◆ **WORK TO COMPLETE**
Exact reproduction of all the data is required, with pictures excluded.

● ● ● ●

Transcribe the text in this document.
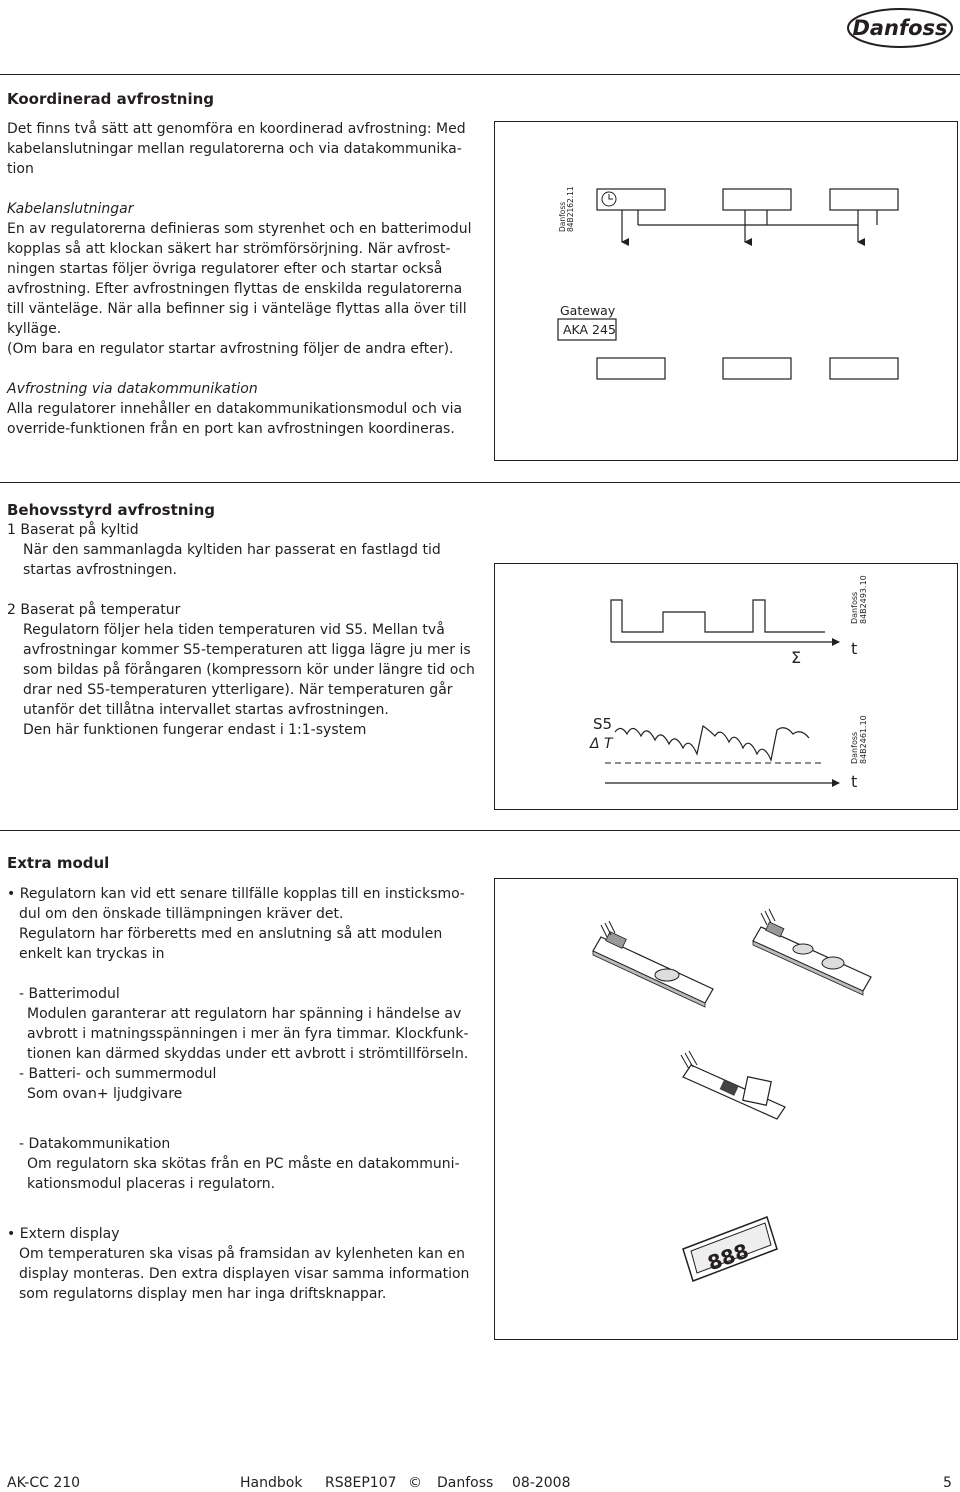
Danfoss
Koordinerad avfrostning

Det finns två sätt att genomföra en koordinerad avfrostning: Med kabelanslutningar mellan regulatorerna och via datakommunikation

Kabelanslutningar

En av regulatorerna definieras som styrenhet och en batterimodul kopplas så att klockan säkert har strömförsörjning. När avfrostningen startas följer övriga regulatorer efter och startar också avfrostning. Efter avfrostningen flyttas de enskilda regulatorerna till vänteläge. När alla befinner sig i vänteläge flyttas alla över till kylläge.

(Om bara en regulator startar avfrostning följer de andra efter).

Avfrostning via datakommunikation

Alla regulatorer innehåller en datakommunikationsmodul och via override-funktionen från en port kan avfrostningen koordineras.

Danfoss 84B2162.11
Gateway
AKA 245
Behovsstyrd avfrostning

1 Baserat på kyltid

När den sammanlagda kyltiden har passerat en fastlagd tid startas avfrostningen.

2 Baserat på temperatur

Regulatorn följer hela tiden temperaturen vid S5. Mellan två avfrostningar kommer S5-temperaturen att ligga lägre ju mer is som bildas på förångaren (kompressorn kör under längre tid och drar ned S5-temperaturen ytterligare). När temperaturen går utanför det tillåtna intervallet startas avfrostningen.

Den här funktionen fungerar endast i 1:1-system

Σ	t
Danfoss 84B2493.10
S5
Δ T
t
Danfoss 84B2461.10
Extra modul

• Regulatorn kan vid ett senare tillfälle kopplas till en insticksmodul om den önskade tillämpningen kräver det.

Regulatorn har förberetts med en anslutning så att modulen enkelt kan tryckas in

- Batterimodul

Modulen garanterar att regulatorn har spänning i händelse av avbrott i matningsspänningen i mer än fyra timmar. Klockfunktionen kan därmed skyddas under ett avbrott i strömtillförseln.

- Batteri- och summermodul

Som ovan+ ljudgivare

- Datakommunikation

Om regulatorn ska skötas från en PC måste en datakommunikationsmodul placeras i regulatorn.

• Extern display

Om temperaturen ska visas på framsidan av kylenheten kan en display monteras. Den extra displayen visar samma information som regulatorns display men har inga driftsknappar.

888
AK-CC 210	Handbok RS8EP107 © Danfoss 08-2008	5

● ● ● ●

◆ **OUTPUT**
Transcribe the text in this document.
Danfoss
Koordinerad avfrostning

Det finns två sätt att genomföra en koordinerad avfrostning: Med kabelanslutningar mellan regulatorerna och via datakommunikation

Kabelanslutningar

En av regulatorerna definieras som styrenhet och en batterimodul kopplas så att klockan säkert har strömförsörjning. När avfrostningen startas följer övriga regulatorer efter och startar också avfrostning. Efter avfrostningen flyttas de enskilda regulatorerna till vänteläge. När alla befinner sig i vänteläge flyttas alla över till kylläge.

(Om bara en regulator startar avfrostning följer de andra efter).

Avfrostning via datakommunikation

Alla regulatorer innehåller en datakommunikationsmodul och via override-funktionen från en port kan avfrostningen koordineras.

Danfoss 84B2162.11
Gateway
AKA 245
Behovsstyrd avfrostning

1 Baserat på kyltid

När den sammanlagda kyltiden har passerat en fastlagd tid startas avfrostningen.

2 Baserat på temperatur

Regulatorn följer hela tiden temperaturen vid S5. Mellan två avfrostningar kommer S5-temperaturen att ligga lägre ju mer is som bildas på förångaren (kompressorn kör under längre tid och drar ned S5-temperaturen ytterligare). När temperaturen går utanför det tillåtna intervallet startas avfrostningen.

Den här funktionen fungerar endast i 1:1-system

Σ	t
Danfoss 84B2493.10
S5
Δ T
t
Danfoss 84B2461.10
Extra modul

• Regulatorn kan vid ett senare tillfälle kopplas till en insticksmodul om den önskade tillämpningen kräver det.

Regulatorn har förberetts med en anslutning så att modulen enkelt kan tryckas in

- Batterimodul

Modulen garanterar att regulatorn har spänning i händelse av avbrott i matningsspänningen i mer än fyra timmar. Klockfunktionen kan därmed skyddas under ett avbrott i strömtillförseln.

- Batteri- och summermodul

Som ovan+ ljudgivare

- Datakommunikation

Om regulatorn ska skötas från en PC måste en datakommunikationsmodul placeras i regulatorn.

• Extern display

Om temperaturen ska visas på framsidan av kylenheten kan en display monteras. Den extra displayen visar samma information som regulatorns display men har inga driftsknappar.

888
AK-CC 210	Handbok RS8EP107 © Danfoss 08-2008	5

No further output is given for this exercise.